WORK INSTRUCTIONS: Give the number of lines containing the word "quia", and nothing else.

PROVIDED ENTRIES:
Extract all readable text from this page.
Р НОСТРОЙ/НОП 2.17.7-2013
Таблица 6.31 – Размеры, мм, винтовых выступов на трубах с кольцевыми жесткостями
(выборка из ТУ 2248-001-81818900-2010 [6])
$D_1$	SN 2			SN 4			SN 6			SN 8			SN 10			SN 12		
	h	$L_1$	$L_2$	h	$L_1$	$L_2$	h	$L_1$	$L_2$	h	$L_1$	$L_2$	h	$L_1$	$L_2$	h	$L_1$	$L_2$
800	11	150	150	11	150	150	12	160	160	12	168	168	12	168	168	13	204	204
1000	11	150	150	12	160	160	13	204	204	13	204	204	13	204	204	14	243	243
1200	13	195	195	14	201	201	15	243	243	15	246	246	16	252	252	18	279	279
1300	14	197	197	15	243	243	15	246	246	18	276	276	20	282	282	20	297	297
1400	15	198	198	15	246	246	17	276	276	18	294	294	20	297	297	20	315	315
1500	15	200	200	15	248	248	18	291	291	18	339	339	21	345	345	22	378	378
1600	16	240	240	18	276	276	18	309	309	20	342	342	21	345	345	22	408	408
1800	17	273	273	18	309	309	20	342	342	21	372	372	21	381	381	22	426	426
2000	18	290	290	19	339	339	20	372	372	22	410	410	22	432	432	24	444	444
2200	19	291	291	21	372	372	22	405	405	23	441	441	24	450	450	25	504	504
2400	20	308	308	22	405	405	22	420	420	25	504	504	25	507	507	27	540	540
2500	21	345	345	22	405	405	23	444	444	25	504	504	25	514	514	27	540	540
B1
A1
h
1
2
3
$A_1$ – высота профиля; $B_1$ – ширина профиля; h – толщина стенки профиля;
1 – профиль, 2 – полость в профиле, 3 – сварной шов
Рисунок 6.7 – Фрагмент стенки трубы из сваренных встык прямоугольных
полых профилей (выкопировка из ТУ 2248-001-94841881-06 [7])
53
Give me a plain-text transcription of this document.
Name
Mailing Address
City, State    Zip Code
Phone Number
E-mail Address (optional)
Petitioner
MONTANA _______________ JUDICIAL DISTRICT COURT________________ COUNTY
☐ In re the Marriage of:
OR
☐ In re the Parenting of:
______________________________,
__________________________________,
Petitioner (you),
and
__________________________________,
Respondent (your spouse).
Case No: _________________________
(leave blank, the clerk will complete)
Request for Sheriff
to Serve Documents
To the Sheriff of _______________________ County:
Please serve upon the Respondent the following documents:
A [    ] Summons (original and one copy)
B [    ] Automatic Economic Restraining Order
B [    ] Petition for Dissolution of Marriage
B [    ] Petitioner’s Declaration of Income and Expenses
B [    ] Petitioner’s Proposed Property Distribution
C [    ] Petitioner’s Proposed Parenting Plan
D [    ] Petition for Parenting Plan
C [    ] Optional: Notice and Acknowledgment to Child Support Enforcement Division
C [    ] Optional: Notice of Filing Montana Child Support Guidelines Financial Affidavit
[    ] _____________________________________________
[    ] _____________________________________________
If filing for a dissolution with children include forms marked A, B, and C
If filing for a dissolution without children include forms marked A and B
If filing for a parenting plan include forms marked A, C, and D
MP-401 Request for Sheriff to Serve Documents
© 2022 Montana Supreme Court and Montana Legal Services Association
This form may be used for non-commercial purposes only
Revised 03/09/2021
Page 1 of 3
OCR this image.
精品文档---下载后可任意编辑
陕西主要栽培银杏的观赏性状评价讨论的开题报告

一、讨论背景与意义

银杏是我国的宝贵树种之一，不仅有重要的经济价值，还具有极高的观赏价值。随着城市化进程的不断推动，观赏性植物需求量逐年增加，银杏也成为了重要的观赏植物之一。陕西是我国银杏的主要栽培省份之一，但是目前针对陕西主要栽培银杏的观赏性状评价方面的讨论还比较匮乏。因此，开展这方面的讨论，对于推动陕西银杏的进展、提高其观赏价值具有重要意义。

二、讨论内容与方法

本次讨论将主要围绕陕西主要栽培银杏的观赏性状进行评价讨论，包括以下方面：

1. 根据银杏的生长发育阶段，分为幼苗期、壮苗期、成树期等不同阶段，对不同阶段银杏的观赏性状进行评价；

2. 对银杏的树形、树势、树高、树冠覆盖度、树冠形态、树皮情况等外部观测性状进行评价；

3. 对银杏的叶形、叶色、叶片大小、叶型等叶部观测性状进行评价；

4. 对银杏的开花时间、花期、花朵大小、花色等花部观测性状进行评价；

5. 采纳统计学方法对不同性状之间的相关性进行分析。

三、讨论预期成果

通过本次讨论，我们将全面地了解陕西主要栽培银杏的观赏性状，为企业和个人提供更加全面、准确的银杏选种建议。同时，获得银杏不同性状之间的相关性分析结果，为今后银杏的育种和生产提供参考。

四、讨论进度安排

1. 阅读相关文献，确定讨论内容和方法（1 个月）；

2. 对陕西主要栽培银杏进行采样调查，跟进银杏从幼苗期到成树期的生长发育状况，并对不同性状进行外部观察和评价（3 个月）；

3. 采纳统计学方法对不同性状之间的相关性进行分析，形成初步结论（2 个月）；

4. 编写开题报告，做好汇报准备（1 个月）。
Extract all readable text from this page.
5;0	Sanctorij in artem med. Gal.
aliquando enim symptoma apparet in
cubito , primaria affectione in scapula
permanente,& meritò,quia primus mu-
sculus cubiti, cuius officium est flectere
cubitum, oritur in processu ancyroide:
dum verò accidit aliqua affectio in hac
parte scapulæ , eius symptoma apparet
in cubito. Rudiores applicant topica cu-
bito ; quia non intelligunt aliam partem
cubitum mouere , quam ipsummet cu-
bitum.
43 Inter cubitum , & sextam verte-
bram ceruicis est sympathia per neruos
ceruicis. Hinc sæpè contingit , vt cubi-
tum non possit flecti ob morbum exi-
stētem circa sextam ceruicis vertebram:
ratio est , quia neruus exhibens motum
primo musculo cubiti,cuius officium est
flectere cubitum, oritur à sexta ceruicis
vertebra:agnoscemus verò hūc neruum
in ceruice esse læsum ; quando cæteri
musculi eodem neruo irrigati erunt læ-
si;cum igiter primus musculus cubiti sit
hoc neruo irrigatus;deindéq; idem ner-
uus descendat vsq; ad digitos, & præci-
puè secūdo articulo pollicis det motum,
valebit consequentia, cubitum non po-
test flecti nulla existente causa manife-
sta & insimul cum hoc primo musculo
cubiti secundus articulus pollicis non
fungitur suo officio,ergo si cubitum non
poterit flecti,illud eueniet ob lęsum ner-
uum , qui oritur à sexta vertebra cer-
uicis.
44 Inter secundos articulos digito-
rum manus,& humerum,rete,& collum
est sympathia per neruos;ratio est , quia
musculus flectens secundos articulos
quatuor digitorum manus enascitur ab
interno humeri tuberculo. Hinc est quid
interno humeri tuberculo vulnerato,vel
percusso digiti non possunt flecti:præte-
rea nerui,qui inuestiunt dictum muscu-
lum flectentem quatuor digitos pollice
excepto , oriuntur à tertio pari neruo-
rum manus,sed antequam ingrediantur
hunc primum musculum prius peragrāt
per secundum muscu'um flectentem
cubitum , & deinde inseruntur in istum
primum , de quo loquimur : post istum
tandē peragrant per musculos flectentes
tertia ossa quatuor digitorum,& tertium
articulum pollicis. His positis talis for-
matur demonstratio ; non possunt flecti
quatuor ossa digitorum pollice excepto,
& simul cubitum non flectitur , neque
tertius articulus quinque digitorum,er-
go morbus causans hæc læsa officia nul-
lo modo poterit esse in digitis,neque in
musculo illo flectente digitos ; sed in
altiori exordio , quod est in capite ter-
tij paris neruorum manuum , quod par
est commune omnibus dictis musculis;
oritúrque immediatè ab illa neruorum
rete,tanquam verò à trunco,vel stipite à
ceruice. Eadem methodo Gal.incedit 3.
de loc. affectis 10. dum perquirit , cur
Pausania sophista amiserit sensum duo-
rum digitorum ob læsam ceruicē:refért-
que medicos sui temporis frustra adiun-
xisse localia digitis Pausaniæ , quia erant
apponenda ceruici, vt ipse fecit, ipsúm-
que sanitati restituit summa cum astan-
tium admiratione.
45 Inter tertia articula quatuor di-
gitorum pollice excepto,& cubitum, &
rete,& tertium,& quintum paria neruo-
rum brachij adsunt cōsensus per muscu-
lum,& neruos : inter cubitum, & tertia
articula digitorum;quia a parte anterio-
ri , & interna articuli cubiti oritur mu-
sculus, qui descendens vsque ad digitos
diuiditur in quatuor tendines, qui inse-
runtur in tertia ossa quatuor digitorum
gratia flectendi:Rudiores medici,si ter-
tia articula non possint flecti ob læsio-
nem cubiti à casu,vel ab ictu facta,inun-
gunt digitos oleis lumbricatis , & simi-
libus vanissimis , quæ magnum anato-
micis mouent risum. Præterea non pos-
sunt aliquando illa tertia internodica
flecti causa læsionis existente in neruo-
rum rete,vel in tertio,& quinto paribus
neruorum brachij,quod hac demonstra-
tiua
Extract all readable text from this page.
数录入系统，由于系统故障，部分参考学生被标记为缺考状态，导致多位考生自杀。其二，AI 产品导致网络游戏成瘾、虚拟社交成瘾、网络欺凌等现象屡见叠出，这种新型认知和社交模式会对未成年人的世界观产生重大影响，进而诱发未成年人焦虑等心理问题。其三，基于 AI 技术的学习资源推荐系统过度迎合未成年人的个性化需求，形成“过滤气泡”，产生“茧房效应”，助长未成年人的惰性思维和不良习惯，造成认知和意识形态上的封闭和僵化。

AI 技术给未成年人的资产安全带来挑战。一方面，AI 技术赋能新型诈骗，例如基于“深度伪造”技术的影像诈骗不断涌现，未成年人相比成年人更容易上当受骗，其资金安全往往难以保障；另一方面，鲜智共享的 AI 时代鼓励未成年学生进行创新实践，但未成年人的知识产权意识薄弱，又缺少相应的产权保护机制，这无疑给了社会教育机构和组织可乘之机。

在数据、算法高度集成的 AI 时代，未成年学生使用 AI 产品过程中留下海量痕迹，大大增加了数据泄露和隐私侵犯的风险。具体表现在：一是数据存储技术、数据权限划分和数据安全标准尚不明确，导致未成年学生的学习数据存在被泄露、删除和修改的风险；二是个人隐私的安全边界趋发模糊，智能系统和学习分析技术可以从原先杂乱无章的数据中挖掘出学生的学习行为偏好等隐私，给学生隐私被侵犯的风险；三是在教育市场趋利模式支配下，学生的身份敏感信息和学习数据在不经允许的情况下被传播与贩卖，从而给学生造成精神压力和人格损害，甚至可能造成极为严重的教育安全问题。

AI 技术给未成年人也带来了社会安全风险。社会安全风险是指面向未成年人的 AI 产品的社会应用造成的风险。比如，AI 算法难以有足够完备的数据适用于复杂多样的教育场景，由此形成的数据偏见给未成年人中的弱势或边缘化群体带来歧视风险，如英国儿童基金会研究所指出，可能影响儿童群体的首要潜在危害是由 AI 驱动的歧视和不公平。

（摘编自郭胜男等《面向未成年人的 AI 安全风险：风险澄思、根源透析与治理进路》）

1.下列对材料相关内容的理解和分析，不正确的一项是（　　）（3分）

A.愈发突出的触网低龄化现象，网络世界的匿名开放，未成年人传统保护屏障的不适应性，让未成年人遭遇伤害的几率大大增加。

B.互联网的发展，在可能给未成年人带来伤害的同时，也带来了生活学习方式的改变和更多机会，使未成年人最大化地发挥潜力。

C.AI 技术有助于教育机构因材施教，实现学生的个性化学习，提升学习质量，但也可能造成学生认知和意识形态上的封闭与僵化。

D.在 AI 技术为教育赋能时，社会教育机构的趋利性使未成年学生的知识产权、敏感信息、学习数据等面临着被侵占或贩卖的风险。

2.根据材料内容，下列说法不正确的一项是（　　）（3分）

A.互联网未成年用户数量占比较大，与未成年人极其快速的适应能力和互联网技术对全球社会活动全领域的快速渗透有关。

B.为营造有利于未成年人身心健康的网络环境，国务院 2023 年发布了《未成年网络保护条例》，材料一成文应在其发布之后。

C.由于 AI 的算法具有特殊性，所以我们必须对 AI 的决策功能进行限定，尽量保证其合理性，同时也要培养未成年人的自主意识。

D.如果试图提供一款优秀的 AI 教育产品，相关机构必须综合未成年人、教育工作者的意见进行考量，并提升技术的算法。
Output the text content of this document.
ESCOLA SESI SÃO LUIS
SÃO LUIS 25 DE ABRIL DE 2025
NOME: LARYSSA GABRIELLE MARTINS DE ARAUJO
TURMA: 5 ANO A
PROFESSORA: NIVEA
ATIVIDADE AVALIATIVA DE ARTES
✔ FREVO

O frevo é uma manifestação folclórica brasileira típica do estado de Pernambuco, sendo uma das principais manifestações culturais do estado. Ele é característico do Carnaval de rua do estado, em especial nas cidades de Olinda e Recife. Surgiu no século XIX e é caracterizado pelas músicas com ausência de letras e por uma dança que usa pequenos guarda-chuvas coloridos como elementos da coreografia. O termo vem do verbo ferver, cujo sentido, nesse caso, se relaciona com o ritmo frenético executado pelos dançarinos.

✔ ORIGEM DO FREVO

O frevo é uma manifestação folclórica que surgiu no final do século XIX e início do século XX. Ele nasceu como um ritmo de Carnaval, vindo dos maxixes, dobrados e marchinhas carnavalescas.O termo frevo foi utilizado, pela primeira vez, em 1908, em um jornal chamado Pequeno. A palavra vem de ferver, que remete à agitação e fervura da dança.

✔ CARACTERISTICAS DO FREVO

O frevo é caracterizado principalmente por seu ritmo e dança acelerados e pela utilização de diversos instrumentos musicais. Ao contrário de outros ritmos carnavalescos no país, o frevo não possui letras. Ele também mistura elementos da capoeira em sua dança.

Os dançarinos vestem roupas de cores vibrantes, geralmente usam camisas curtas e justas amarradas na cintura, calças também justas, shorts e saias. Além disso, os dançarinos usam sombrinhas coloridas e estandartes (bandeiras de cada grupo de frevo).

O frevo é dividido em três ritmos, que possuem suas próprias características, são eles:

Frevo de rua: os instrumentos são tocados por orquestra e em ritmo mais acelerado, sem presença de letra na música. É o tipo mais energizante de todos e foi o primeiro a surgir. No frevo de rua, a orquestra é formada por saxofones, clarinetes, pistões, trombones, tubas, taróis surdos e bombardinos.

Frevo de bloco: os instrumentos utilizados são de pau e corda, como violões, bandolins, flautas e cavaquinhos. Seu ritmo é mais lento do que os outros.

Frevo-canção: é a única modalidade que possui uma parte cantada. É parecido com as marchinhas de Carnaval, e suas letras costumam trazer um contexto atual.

TASK ANSWER: 6